### [WHAT YOU ARE ASKED TO DO]
Restate the full listing word for word and leave the pictures out.

### [SUPPLIED MATERIAL]

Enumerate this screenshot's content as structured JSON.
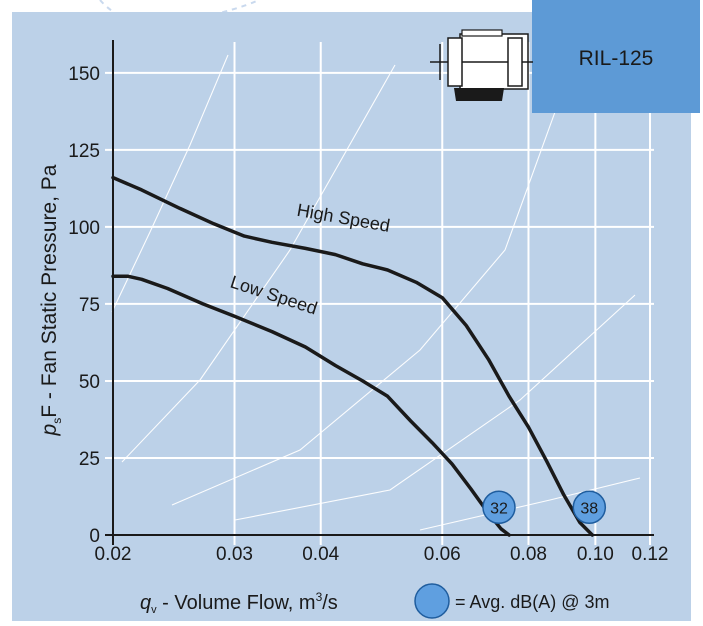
{
  "chart_data": {
    "type": "line",
    "model_label": "RIL-125",
    "ylabel_prefix": "p",
    "ylabel_sub": "s",
    "ylabel_rest": "F - Fan Static Pressure, Pa",
    "xlabel_prefix": "q",
    "xlabel_sub": "v",
    "xlabel_rest": " - Volume Flow, m",
    "xlabel_sup": "3",
    "xlabel_end": "/s",
    "x_scale": "log",
    "xlim": [
      0.02,
      0.12
    ],
    "ylim": [
      0,
      160
    ],
    "x_ticks": [
      {
        "value": 0.02,
        "label": "0.02"
      },
      {
        "value": 0.03,
        "label": "0.03"
      },
      {
        "value": 0.04,
        "label": "0.04"
      },
      {
        "value": 0.06,
        "label": "0.06"
      },
      {
        "value": 0.08,
        "label": "0.08"
      },
      {
        "value": 0.1,
        "label": "0.10"
      },
      {
        "value": 0.12,
        "label": "0.12"
      }
    ],
    "y_ticks": [
      {
        "value": 0,
        "label": "0"
      },
      {
        "value": 25,
        "label": "25"
      },
      {
        "value": 50,
        "label": "50"
      },
      {
        "value": 75,
        "label": "75"
      },
      {
        "value": 100,
        "label": "100"
      },
      {
        "value": 125,
        "label": "125"
      },
      {
        "value": 150,
        "label": "150"
      }
    ],
    "grid": true,
    "series": [
      {
        "name": "High Speed",
        "color": "#1a1a1a",
        "points": [
          [
            0.02,
            116
          ],
          [
            0.022,
            112
          ],
          [
            0.025,
            106
          ],
          [
            0.028,
            101
          ],
          [
            0.031,
            97
          ],
          [
            0.034,
            95
          ],
          [
            0.038,
            93
          ],
          [
            0.042,
            91
          ],
          [
            0.046,
            88
          ],
          [
            0.05,
            86
          ],
          [
            0.055,
            82
          ],
          [
            0.06,
            77
          ],
          [
            0.065,
            68
          ],
          [
            0.07,
            57
          ],
          [
            0.075,
            45
          ],
          [
            0.08,
            35
          ],
          [
            0.085,
            24
          ],
          [
            0.09,
            13
          ],
          [
            0.095,
            4
          ],
          [
            0.099,
            0
          ]
        ]
      },
      {
        "name": "Low Speed",
        "color": "#1a1a1a",
        "points": [
          [
            0.02,
            84
          ],
          [
            0.021,
            84
          ],
          [
            0.022,
            83
          ],
          [
            0.024,
            80
          ],
          [
            0.027,
            75
          ],
          [
            0.03,
            71
          ],
          [
            0.034,
            66
          ],
          [
            0.038,
            61
          ],
          [
            0.042,
            55
          ],
          [
            0.046,
            50
          ],
          [
            0.05,
            45
          ],
          [
            0.054,
            37
          ],
          [
            0.058,
            30
          ],
          [
            0.062,
            23
          ],
          [
            0.066,
            15
          ],
          [
            0.07,
            7
          ],
          [
            0.073,
            2
          ],
          [
            0.075,
            0
          ]
        ]
      }
    ],
    "sound_levels": [
      {
        "value": "32",
        "x": 0.0725,
        "y": 9
      },
      {
        "value": "38",
        "x": 0.098,
        "y": 9
      }
    ],
    "legend_text": "= Avg. dB(A) @ 3m",
    "legend_placement": "bottom",
    "colors": {
      "plot_background": "#bcd1e8",
      "grid": "#ffffff",
      "curve": "#1a1a1a",
      "label_box": "#5d9ad6",
      "marker_fill": "#5f9fe0",
      "marker_stroke": "#1f5d9e"
    },
    "icon": "inline-duct-fan-icon"
  }
}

### [RESPONSE]
Enumerate this screenshot's content as structured JSON.
{
  "chart_data": {
    "type": "line",
    "model_label": "RIL-125",
    "ylabel_prefix": "p",
    "ylabel_sub": "s",
    "ylabel_rest": "F - Fan Static Pressure, Pa",
    "xlabel_prefix": "q",
    "xlabel_sub": "v",
    "xlabel_rest": " - Volume Flow, m",
    "xlabel_sup": "3",
    "xlabel_end": "/s",
    "x_scale": "log",
    "xlim": [
      0.02,
      0.12
    ],
    "ylim": [
      0,
      160
    ],
    "x_ticks": [
      {
        "value": 0.02,
        "label": "0.02"
      },
      {
        "value": 0.03,
        "label": "0.03"
      },
      {
        "value": 0.04,
        "label": "0.04"
      },
      {
        "value": 0.06,
        "label": "0.06"
      },
      {
        "value": 0.08,
        "label": "0.08"
      },
      {
        "value": 0.1,
        "label": "0.10"
      },
      {
        "value": 0.12,
        "label": "0.12"
      }
    ],
    "y_ticks": [
      {
        "value": 0,
        "label": "0"
      },
      {
        "value": 25,
        "label": "25"
      },
      {
        "value": 50,
        "label": "50"
      },
      {
        "value": 75,
        "label": "75"
      },
      {
        "value": 100,
        "label": "100"
      },
      {
        "value": 125,
        "label": "125"
      },
      {
        "value": 150,
        "label": "150"
      }
    ],
    "grid": true,
    "series": [
      {
        "name": "High Speed",
        "color": "#1a1a1a",
        "points": [
          [
            0.02,
            116
          ],
          [
            0.022,
            112
          ],
          [
            0.025,
            106
          ],
          [
            0.028,
            101
          ],
          [
            0.031,
            97
          ],
          [
            0.034,
            95
          ],
          [
            0.038,
            93
          ],
          [
            0.042,
            91
          ],
          [
            0.046,
            88
          ],
          [
            0.05,
            86
          ],
          [
            0.055,
            82
          ],
          [
            0.06,
            77
          ],
          [
            0.065,
            68
          ],
          [
            0.07,
            57
          ],
          [
            0.075,
            45
          ],
          [
            0.08,
            35
          ],
          [
            0.085,
            24
          ],
          [
            0.09,
            13
          ],
          [
            0.095,
            4
          ],
          [
            0.099,
            0
          ]
        ]
      },
      {
        "name": "Low Speed",
        "color": "#1a1a1a",
        "points": [
          [
            0.02,
            84
          ],
          [
            0.021,
            84
          ],
          [
            0.022,
            83
          ],
          [
            0.024,
            80
          ],
          [
            0.027,
            75
          ],
          [
            0.03,
            71
          ],
          [
            0.034,
            66
          ],
          [
            0.038,
            61
          ],
          [
            0.042,
            55
          ],
          [
            0.046,
            50
          ],
          [
            0.05,
            45
          ],
          [
            0.054,
            37
          ],
          [
            0.058,
            30
          ],
          [
            0.062,
            23
          ],
          [
            0.066,
            15
          ],
          [
            0.07,
            7
          ],
          [
            0.073,
            2
          ],
          [
            0.075,
            0
          ]
        ]
      }
    ],
    "sound_levels": [
      {
        "value": "32",
        "x": 0.0725,
        "y": 9
      },
      {
        "value": "38",
        "x": 0.098,
        "y": 9
      }
    ],
    "legend_text": "= Avg. dB(A) @ 3m",
    "legend_placement": "bottom",
    "colors": {
      "plot_background": "#bcd1e8",
      "grid": "#ffffff",
      "curve": "#1a1a1a",
      "label_box": "#5d9ad6",
      "marker_fill": "#5f9fe0",
      "marker_stroke": "#1f5d9e"
    },
    "icon": "inline-duct-fan-icon"
  }
}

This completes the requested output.